* _What you will do_:
Check each line of the material. Copy those containing "accensione".

-- begin --

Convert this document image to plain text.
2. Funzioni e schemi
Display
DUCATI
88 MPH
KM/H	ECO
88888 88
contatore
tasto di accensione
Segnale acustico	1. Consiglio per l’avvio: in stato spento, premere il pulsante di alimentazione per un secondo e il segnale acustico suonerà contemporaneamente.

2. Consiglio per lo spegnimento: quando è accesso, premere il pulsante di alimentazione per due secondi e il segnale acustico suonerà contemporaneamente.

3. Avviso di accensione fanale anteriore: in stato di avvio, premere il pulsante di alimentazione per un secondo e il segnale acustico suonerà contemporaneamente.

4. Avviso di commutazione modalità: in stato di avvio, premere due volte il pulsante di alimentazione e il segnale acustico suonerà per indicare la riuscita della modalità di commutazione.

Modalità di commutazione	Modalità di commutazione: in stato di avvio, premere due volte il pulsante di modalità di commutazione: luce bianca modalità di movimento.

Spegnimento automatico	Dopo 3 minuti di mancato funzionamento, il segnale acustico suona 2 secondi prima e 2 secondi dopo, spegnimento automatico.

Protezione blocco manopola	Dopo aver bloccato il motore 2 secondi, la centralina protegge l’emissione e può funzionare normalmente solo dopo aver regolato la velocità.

-- end --

* _Task answer_:
tasto di accensione
3. Avviso di accensione fanale anteriore: in stato di avvio, premere il pulsante di alimentazione per un secondo e il segnale acustico suonerà contemporaneamente.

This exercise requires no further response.